## Start
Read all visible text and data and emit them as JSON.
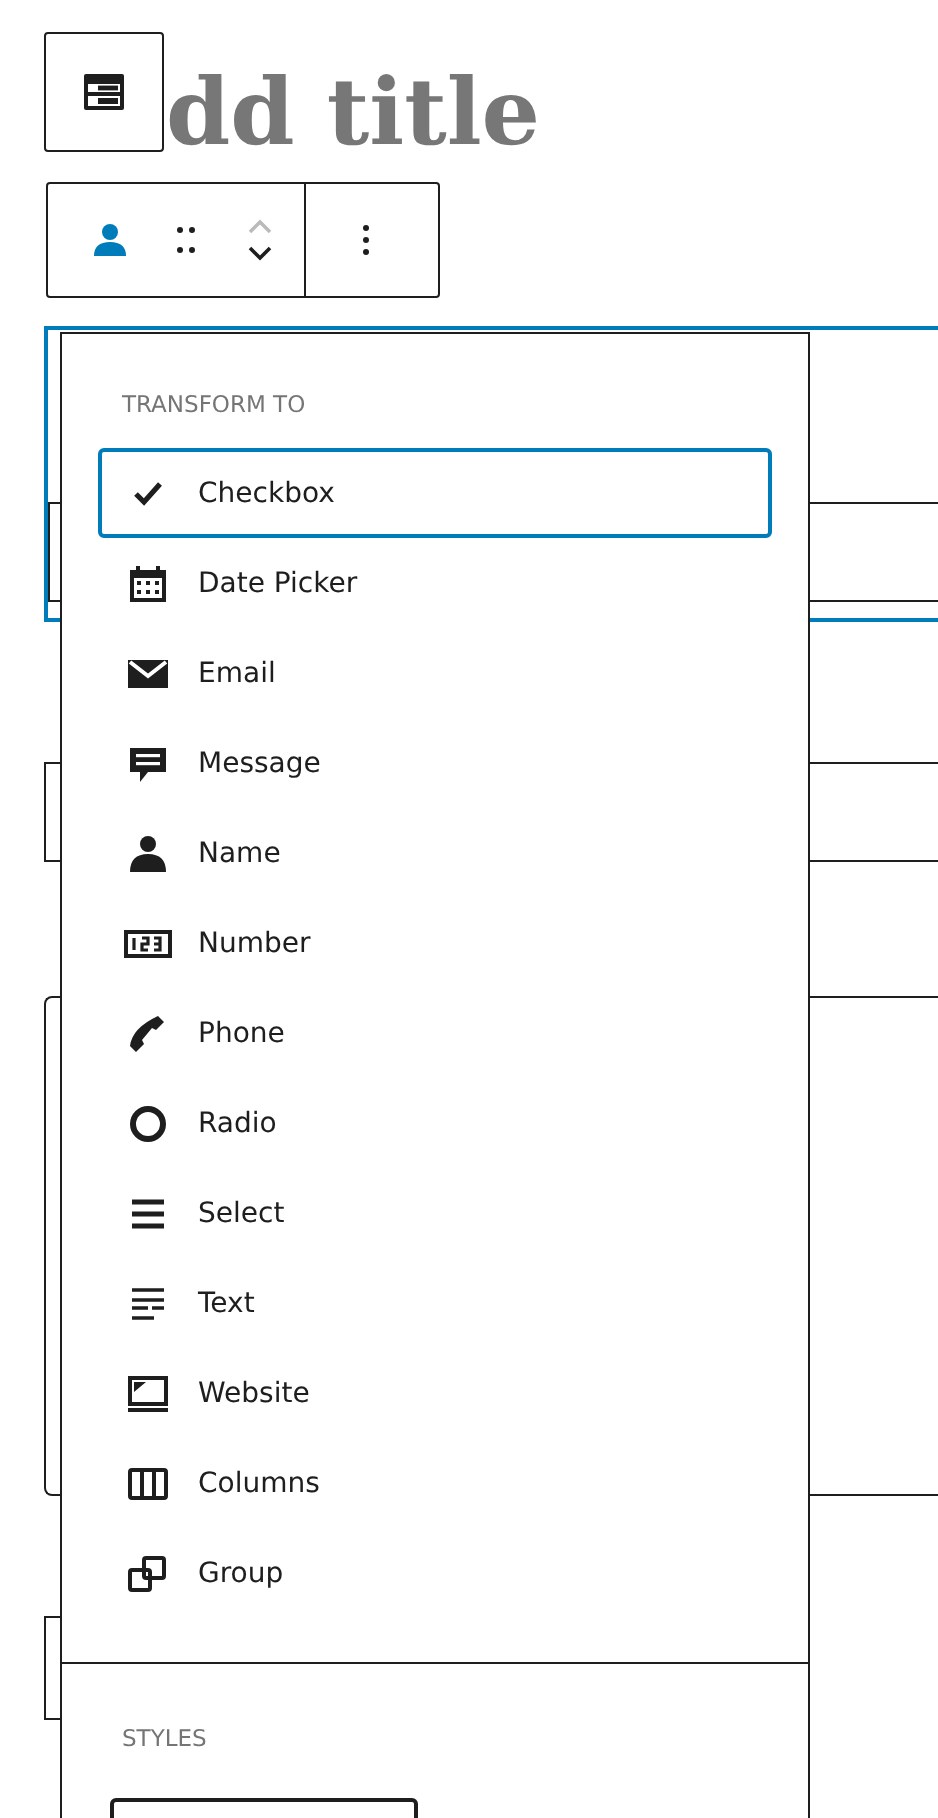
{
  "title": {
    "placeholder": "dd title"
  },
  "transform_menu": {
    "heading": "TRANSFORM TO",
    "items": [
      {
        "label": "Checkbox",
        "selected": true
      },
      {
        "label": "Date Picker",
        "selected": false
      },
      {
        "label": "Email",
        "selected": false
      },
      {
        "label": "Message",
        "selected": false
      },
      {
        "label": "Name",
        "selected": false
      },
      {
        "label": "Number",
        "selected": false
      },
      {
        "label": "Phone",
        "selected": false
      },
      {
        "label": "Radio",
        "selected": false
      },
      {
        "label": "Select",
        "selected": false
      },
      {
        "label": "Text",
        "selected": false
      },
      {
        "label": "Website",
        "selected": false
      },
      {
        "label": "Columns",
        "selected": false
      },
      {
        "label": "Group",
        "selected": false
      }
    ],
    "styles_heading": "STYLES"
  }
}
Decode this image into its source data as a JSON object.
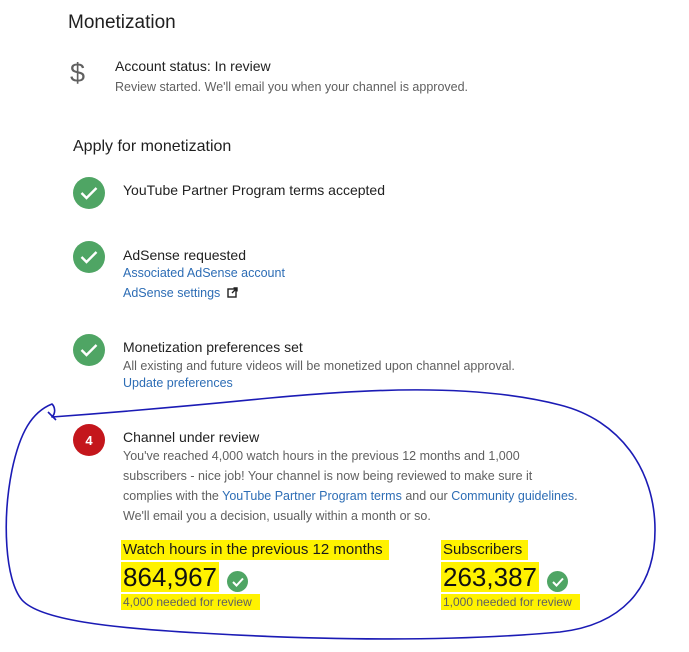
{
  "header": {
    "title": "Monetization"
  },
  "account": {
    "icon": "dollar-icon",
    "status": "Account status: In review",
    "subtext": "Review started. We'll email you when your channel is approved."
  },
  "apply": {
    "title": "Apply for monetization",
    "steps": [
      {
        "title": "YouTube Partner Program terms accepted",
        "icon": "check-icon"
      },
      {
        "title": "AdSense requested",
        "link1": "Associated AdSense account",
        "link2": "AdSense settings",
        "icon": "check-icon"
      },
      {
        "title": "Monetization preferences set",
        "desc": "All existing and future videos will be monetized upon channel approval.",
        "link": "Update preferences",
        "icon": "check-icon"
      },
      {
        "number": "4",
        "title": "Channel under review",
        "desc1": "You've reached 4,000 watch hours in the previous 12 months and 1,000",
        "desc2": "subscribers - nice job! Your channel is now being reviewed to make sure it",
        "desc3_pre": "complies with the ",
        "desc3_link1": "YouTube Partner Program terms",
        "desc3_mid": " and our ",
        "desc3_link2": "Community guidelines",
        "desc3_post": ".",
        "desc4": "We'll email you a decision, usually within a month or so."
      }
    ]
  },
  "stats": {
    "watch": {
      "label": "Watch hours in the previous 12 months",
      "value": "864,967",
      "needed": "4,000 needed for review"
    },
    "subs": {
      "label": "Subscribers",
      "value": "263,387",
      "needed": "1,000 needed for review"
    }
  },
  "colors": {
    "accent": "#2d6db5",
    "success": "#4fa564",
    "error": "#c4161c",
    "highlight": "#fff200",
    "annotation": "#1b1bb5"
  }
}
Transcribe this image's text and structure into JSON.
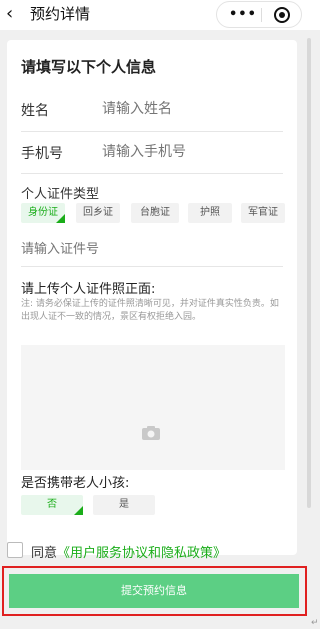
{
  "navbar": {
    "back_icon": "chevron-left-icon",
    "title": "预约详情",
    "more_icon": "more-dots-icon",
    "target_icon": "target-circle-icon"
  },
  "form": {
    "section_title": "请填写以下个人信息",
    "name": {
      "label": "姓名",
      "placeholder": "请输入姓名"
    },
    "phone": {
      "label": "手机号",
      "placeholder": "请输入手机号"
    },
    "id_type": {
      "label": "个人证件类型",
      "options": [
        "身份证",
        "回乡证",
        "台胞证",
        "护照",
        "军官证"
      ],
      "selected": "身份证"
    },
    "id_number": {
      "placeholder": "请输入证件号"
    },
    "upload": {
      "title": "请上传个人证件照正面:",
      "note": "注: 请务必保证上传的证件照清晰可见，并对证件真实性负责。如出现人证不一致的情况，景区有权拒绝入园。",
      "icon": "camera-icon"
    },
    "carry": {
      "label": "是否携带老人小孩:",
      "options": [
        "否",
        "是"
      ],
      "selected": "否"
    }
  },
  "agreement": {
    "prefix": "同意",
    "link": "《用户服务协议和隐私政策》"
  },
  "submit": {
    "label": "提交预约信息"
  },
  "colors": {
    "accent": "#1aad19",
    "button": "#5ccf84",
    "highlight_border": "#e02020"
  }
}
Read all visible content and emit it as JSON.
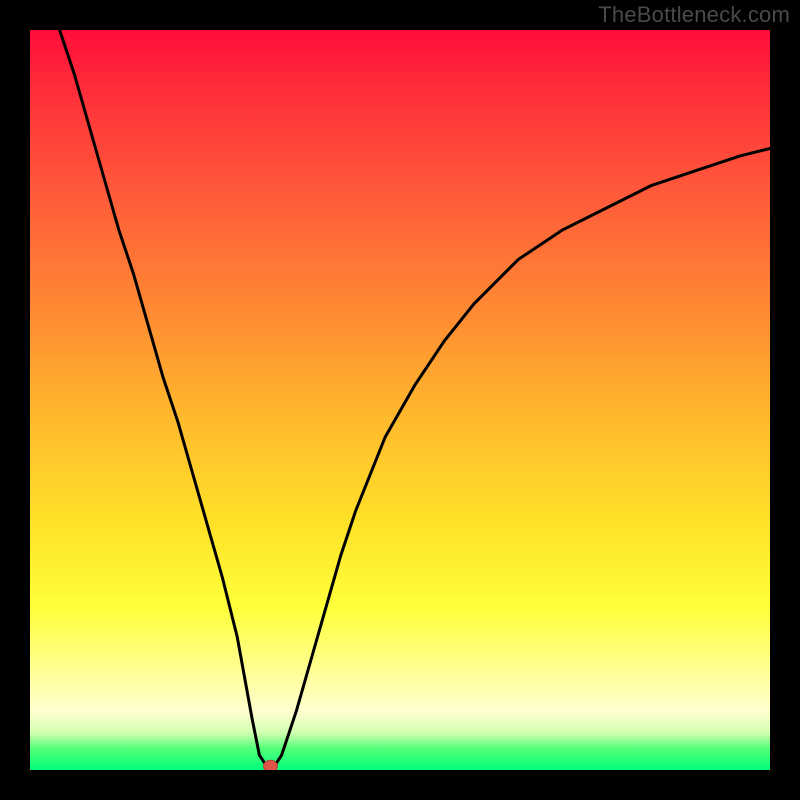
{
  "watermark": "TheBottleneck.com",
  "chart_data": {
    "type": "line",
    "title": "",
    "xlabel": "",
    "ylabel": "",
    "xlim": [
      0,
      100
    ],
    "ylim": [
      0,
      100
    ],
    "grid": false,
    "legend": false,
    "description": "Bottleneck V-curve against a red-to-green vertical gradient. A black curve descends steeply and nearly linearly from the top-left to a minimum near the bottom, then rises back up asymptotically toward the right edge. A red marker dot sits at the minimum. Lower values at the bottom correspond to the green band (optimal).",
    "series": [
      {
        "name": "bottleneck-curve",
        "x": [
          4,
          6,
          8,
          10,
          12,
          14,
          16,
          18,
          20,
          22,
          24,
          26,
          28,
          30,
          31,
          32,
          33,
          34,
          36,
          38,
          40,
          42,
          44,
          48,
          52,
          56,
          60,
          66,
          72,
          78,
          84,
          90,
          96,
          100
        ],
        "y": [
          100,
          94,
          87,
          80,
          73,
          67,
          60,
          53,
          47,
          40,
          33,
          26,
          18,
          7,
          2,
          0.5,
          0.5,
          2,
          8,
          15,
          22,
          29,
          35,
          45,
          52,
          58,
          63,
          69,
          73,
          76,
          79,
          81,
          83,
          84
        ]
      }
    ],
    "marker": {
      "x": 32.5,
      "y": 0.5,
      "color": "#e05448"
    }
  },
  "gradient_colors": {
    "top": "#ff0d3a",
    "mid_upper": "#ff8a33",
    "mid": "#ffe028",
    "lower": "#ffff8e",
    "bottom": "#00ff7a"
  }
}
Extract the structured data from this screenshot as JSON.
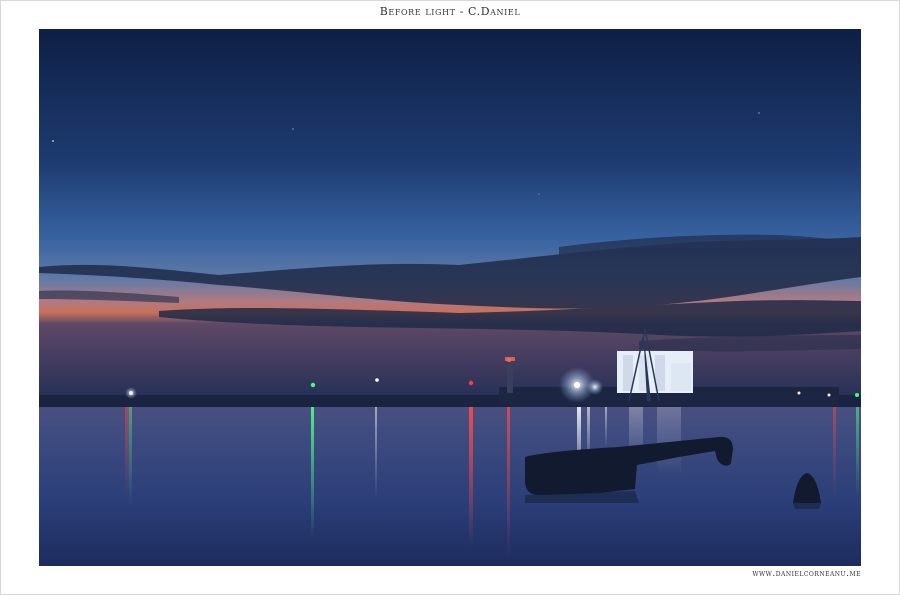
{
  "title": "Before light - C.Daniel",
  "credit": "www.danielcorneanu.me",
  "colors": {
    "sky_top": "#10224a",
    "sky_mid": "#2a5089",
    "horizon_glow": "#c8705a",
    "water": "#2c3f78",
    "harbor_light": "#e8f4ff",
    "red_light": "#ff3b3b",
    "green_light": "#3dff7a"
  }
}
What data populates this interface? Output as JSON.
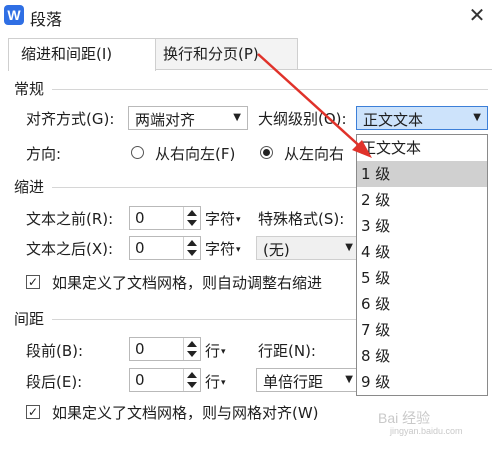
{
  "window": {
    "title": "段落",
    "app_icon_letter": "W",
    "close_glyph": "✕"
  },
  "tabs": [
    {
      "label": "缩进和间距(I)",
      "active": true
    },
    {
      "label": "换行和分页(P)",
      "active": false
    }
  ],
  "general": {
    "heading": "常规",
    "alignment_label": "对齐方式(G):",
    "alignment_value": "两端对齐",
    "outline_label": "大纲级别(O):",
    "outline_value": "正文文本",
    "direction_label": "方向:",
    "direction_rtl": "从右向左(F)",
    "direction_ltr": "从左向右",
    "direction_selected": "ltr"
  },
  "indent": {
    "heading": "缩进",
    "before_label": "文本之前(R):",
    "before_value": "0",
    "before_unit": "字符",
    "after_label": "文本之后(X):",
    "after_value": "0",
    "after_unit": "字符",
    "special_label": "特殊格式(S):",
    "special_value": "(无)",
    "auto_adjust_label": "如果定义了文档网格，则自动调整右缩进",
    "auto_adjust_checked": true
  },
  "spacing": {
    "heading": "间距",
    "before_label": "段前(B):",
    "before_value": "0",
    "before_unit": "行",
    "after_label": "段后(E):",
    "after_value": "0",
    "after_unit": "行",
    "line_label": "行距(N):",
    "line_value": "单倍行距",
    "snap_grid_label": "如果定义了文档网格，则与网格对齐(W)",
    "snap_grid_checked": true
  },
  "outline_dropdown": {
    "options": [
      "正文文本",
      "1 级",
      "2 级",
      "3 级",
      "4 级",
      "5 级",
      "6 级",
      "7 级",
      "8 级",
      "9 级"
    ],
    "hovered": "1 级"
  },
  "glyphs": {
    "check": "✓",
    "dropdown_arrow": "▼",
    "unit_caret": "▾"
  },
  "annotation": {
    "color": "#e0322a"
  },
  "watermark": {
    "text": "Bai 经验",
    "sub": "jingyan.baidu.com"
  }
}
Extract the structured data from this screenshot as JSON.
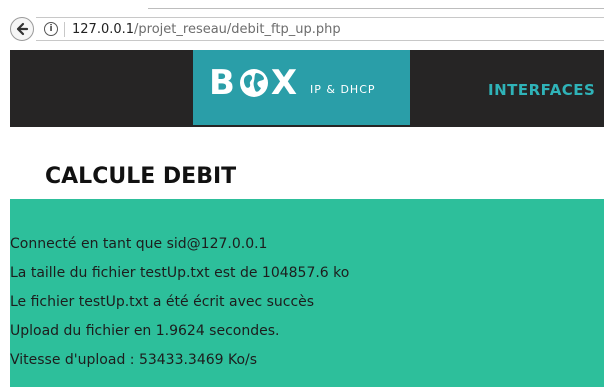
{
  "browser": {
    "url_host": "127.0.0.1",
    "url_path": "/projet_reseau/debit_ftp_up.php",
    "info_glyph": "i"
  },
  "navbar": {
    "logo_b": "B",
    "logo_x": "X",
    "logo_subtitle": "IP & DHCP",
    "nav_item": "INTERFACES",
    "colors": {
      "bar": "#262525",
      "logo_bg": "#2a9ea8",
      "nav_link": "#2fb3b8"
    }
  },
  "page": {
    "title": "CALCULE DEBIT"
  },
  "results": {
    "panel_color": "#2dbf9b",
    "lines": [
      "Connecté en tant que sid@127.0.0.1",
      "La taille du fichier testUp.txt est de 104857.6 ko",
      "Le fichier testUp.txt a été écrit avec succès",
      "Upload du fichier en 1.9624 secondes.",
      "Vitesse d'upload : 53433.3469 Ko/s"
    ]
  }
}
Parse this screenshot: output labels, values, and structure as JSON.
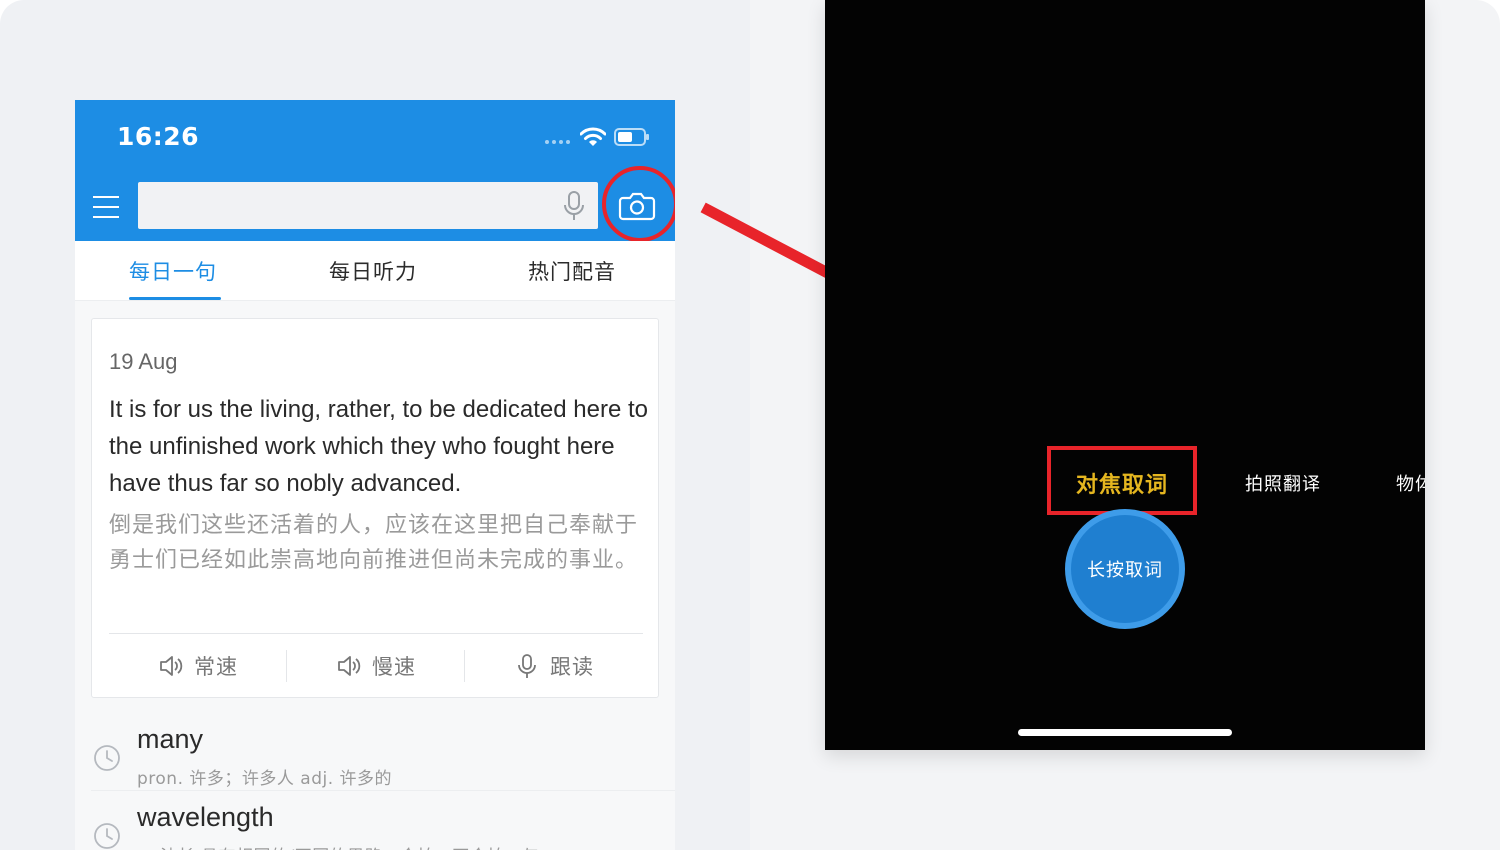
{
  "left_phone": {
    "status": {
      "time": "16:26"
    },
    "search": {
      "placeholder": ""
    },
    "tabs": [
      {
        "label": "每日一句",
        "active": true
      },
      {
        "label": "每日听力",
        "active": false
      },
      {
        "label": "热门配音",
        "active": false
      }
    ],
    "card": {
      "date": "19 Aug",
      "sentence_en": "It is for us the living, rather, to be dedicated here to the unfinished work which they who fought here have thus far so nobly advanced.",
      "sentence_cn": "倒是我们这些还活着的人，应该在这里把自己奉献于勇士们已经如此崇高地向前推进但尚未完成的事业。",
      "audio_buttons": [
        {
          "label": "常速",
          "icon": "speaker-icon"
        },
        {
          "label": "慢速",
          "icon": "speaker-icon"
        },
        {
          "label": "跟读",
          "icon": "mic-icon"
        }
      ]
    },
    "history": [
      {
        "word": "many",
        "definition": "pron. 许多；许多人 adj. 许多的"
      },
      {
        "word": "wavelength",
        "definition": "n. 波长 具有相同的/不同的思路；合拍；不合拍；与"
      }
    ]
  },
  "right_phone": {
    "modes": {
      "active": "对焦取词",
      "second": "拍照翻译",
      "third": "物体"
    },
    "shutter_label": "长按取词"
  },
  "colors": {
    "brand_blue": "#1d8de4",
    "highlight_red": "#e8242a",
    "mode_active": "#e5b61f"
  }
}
## End
Task statement → Give back only a number, the number of lines where the string "Program" occurs.

Completed exercise → 2